**Data supplied:**
[start]

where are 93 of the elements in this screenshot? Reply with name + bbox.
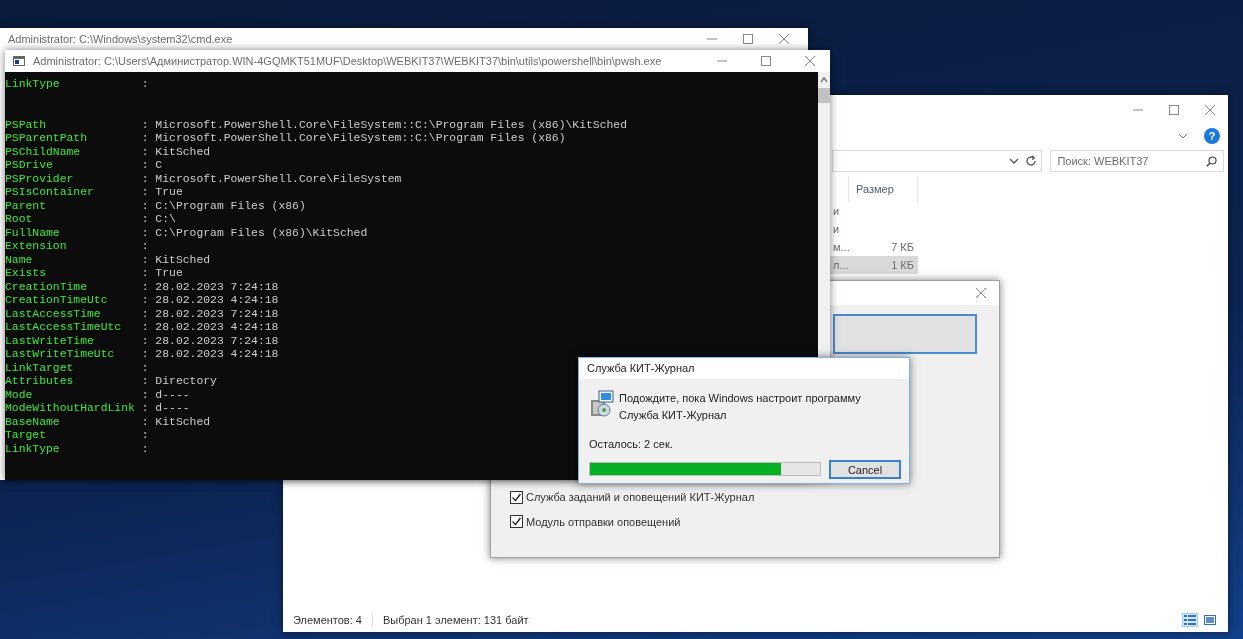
property-name: ModeWithoutHardLink — [5, 402, 136, 416]
file-type-text: м... — [833, 240, 850, 253]
file-type-text: л... — [833, 258, 849, 271]
property-name: Exists — [5, 267, 47, 281]
item-count-text: Элементов: 4 — [293, 612, 362, 628]
console-app-icon — [13, 56, 25, 66]
property-value: : KitSched — [141, 145, 211, 158]
refresh-icon[interactable] — [1025, 155, 1038, 167]
option-label: Служба заданий и оповещений КИТ-Журнал — [526, 490, 755, 505]
property-name: PSProvider — [5, 172, 75, 186]
property-value: : Microsoft.PowerShell.Core\FileSystem::C:\Program Files (x86)\KitSched — [141, 118, 628, 131]
property-name: LastWriteTimeUtc — [5, 348, 116, 362]
file-size-text: 1 КБ — [891, 258, 914, 271]
chevron-down-icon[interactable] — [1178, 133, 1188, 139]
help-button[interactable]: ? — [1204, 128, 1220, 144]
property-name: PSIsContainer — [5, 186, 95, 200]
property-name: PSChildName — [5, 145, 82, 159]
property-value: : — [141, 361, 149, 374]
selected-panel[interactable] — [833, 314, 977, 354]
dialog-message: Подождите, пока Windows настроит программу Служба КИТ-Журнал — [619, 391, 862, 423]
scroll-up-icon[interactable] — [820, 76, 828, 84]
close-icon[interactable] — [805, 56, 815, 66]
file-row[interactable]: л... 1 КБ — [830, 256, 918, 274]
property-value: : Directory — [141, 375, 217, 387]
property-value: : 28.02.2023 7:24:18 — [141, 334, 279, 347]
property-name: LastAccessTimeUtc — [5, 321, 123, 335]
property-value: : 28.02.2023 4:24:18 — [141, 321, 279, 333]
property-name: PSDrive — [5, 159, 54, 173]
property-value: : d---- — [141, 388, 190, 401]
property-name: Root — [5, 213, 34, 227]
window-title: Служба КИТ-Журнал — [587, 361, 695, 377]
checkbox[interactable] — [510, 490, 523, 504]
maximize-icon[interactable] — [743, 34, 753, 44]
close-icon[interactable] — [976, 288, 986, 298]
window-title: Administrator: C:\Windows\system32\cmd.exe — [8, 31, 234, 47]
maximize-icon[interactable] — [761, 56, 771, 66]
property-name: LastAccessTime — [5, 307, 102, 321]
property-value: : True — [141, 267, 183, 279]
property-value: : 28.02.2023 4:24:18 — [141, 294, 279, 306]
property-name: BaseName — [5, 415, 61, 429]
file-row[interactable]: и — [830, 220, 918, 238]
property-name: LinkType — [5, 78, 61, 92]
close-icon[interactable] — [1205, 105, 1215, 115]
property-name: LastWriteTime — [5, 334, 95, 348]
property-value: : KitSched — [141, 415, 211, 428]
property-name: CreationTimeUtc — [5, 294, 109, 308]
file-size-text: 7 КБ — [891, 240, 914, 253]
cancel-button[interactable]: Cancel — [829, 459, 901, 479]
property-name: Mode — [5, 388, 34, 402]
property-value: : C:\Program Files (x86) — [141, 199, 306, 212]
property-value: : — [141, 442, 149, 455]
file-type-text: и — [833, 204, 840, 217]
scrollbar-thumb[interactable] — [818, 88, 830, 103]
details-view-icon[interactable] — [1184, 614, 1196, 626]
installer-icon — [589, 390, 615, 418]
property-name: PSParentPath — [5, 132, 89, 146]
selection-info-text: Выбран 1 элемент: 131 байт — [382, 612, 529, 628]
property-value: : 28.02.2023 4:24:18 — [141, 348, 279, 360]
property-value: : — [141, 78, 149, 90]
search-field[interactable]: Поиск: WEBKIT37 — [1050, 150, 1225, 172]
checkbox[interactable] — [510, 515, 523, 529]
remaining-time-text: Осталось: 2 сек. — [588, 437, 674, 452]
property-value: : KitSched — [141, 253, 211, 266]
file-row[interactable]: и — [830, 202, 918, 220]
property-name: LinkTarget — [5, 361, 75, 375]
property-name: FullName — [5, 226, 61, 240]
file-row[interactable]: м... 7 КБ — [830, 238, 918, 256]
property-value: : — [141, 429, 149, 441]
close-icon[interactable] — [779, 34, 789, 44]
property-value: : C:\Program Files (x86)\KitSched — [141, 226, 368, 239]
property-name: LinkType — [5, 442, 61, 456]
property-value: : Microsoft.PowerShell.Core\FileSystem::C:\Program Files (x86) — [141, 132, 566, 144]
maximize-icon[interactable] — [1169, 105, 1179, 115]
property-name: Name — [5, 253, 34, 267]
property-value: : Microsoft.PowerShell.Core\FileSystem — [141, 172, 402, 185]
property-name: Extension — [5, 240, 68, 254]
property-name: CreationTime — [5, 280, 89, 294]
property-value: : True — [141, 186, 183, 198]
thumbnails-view-icon[interactable] — [1204, 614, 1216, 626]
option-label: Модуль отправки оповещений — [526, 514, 681, 530]
property-value: : — [141, 240, 149, 252]
property-value: : C — [141, 159, 163, 171]
property-name: PSPath — [5, 118, 47, 132]
property-value: : d---- — [141, 402, 190, 414]
property-value: : 28.02.2023 7:24:18 — [141, 280, 279, 293]
file-type-text: и — [833, 222, 840, 235]
column-header[interactable]: Размер — [848, 176, 918, 202]
window-title: Administrator: C:\Users\Администратор.WIN-4GQMKT51MUF\Desktop\WEBKIT37\WEBKIT37\bin\utils\powershell\bin\pwsh.exe — [33, 53, 663, 69]
property-name: Attributes — [5, 375, 75, 389]
property-value: : C:\ — [141, 213, 176, 225]
property-value: : 28.02.2023 7:24:18 — [141, 307, 279, 320]
property-name: Target — [5, 429, 47, 443]
property-name: Parent — [5, 199, 47, 213]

[end]

Could you reproduce every line of the records above verbatim, leaving out the pictures?

**Answer to the problem:**
where are 93 of the elements in this screenshot? Reply with name + bbox.
property-name: ModeWithoutHardLink — [5, 402, 136, 416]
file-type-text: м... — [833, 240, 850, 253]
file-type-text: л... — [833, 258, 849, 271]
property-name: Exists — [5, 267, 47, 281]
item-count-text: Элементов: 4 — [293, 612, 362, 628]
console-app-icon — [13, 56, 25, 66]
property-value: : KitSched — [141, 145, 211, 158]
refresh-icon[interactable] — [1025, 155, 1038, 167]
option-label: Служба заданий и оповещений КИТ-Журнал — [526, 490, 755, 505]
property-name: PSProvider — [5, 172, 75, 186]
property-value: : Microsoft.PowerShell.Core\FileSystem::C:\Program Files (x86)\KitSched — [141, 118, 628, 131]
property-name: LastWriteTimeUtc — [5, 348, 116, 362]
file-size-text: 1 КБ — [891, 258, 914, 271]
chevron-down-icon[interactable] — [1178, 133, 1188, 139]
help-button[interactable]: ? — [1204, 128, 1220, 144]
property-name: PSIsContainer — [5, 186, 95, 200]
property-name: PSChildName — [5, 145, 82, 159]
property-value: : — [141, 361, 149, 374]
selected-panel[interactable] — [833, 314, 977, 354]
dialog-message: Подождите, пока Windows настроит программу Служба КИТ-Журнал — [619, 391, 862, 423]
scroll-up-icon[interactable] — [820, 76, 828, 84]
close-icon[interactable] — [805, 56, 815, 66]
file-row[interactable]: л... 1 КБ — [830, 256, 918, 274]
property-value: : Directory — [141, 375, 217, 387]
property-value: : 28.02.2023 7:24:18 — [141, 334, 279, 347]
property-name: LastAccessTimeUtc — [5, 321, 123, 335]
property-value: : 28.02.2023 4:24:18 — [141, 321, 279, 333]
property-name: PSDrive — [5, 159, 54, 173]
property-value: : d---- — [141, 388, 190, 401]
property-name: Root — [5, 213, 34, 227]
window-title: Служба КИТ-Журнал — [587, 361, 695, 377]
checkbox[interactable] — [510, 490, 523, 504]
maximize-icon[interactable] — [743, 34, 753, 44]
close-icon[interactable] — [976, 288, 986, 298]
window-title: Administrator: C:\Windows\system32\cmd.exe — [8, 31, 234, 47]
maximize-icon[interactable] — [761, 56, 771, 66]
property-name: LastAccessTime — [5, 307, 102, 321]
property-value: : True — [141, 267, 183, 279]
property-value: : 28.02.2023 4:24:18 — [141, 294, 279, 306]
property-name: BaseName — [5, 415, 61, 429]
file-row[interactable]: и — [830, 220, 918, 238]
property-name: LinkType — [5, 78, 61, 92]
close-icon[interactable] — [1205, 105, 1215, 115]
property-name: LastWriteTime — [5, 334, 95, 348]
property-value: : KitSched — [141, 415, 211, 428]
property-name: CreationTimeUtc — [5, 294, 109, 308]
file-size-text: 7 КБ — [891, 240, 914, 253]
cancel-button[interactable]: Cancel — [829, 459, 901, 479]
property-name: Mode — [5, 388, 34, 402]
property-value: : C:\Program Files (x86) — [141, 199, 306, 212]
property-value: : — [141, 442, 149, 455]
file-type-text: и — [833, 204, 840, 217]
scrollbar-thumb[interactable] — [818, 88, 830, 103]
details-view-icon[interactable] — [1184, 614, 1196, 626]
installer-icon — [589, 390, 615, 418]
property-name: PSParentPath — [5, 132, 89, 146]
selection-info-text: Выбран 1 элемент: 131 байт — [382, 612, 529, 628]
property-value: : 28.02.2023 4:24:18 — [141, 348, 279, 360]
property-value: : — [141, 78, 149, 90]
search-field[interactable]: Поиск: WEBKIT37 — [1050, 150, 1225, 172]
checkbox[interactable] — [510, 515, 523, 529]
remaining-time-text: Осталось: 2 сек. — [588, 437, 674, 452]
property-value: : KitSched — [141, 253, 211, 266]
file-row[interactable]: и — [830, 202, 918, 220]
property-name: LinkTarget — [5, 361, 75, 375]
property-name: FullName — [5, 226, 61, 240]
file-row[interactable]: м... 7 КБ — [830, 238, 918, 256]
property-value: : — [141, 429, 149, 441]
close-icon[interactable] — [779, 34, 789, 44]
property-value: : C:\Program Files (x86)\KitSched — [141, 226, 368, 239]
property-name: LinkType — [5, 442, 61, 456]
property-value: : Microsoft.PowerShell.Core\FileSystem::C:\Program Files (x86) — [141, 132, 566, 144]
maximize-icon[interactable] — [1169, 105, 1179, 115]
property-name: Name — [5, 253, 34, 267]
property-value: : Microsoft.PowerShell.Core\FileSystem — [141, 172, 402, 185]
property-name: Extension — [5, 240, 68, 254]
property-name: CreationTime — [5, 280, 89, 294]
property-value: : True — [141, 186, 183, 198]
thumbnails-view-icon[interactable] — [1204, 614, 1216, 626]
option-label: Модуль отправки оповещений — [526, 514, 681, 530]
property-value: : — [141, 240, 149, 252]
property-value: : C — [141, 159, 163, 171]
property-name: PSPath — [5, 118, 47, 132]
property-value: : d---- — [141, 402, 190, 414]
property-value: : 28.02.2023 7:24:18 — [141, 280, 279, 293]
file-type-text: и — [833, 222, 840, 235]
column-header[interactable]: Размер — [848, 176, 918, 202]
window-title: Administrator: C:\Users\Администратор.WIN-4GQMKT51MUF\Desktop\WEBKIT37\WEBKIT37\bin\utils\powershell\bin\pwsh.exe — [33, 53, 663, 69]
property-name: Attributes — [5, 375, 75, 389]
property-value: : C:\ — [141, 213, 176, 225]
property-value: : 28.02.2023 7:24:18 — [141, 307, 279, 320]
property-name: Target — [5, 429, 47, 443]
property-name: Parent — [5, 199, 47, 213]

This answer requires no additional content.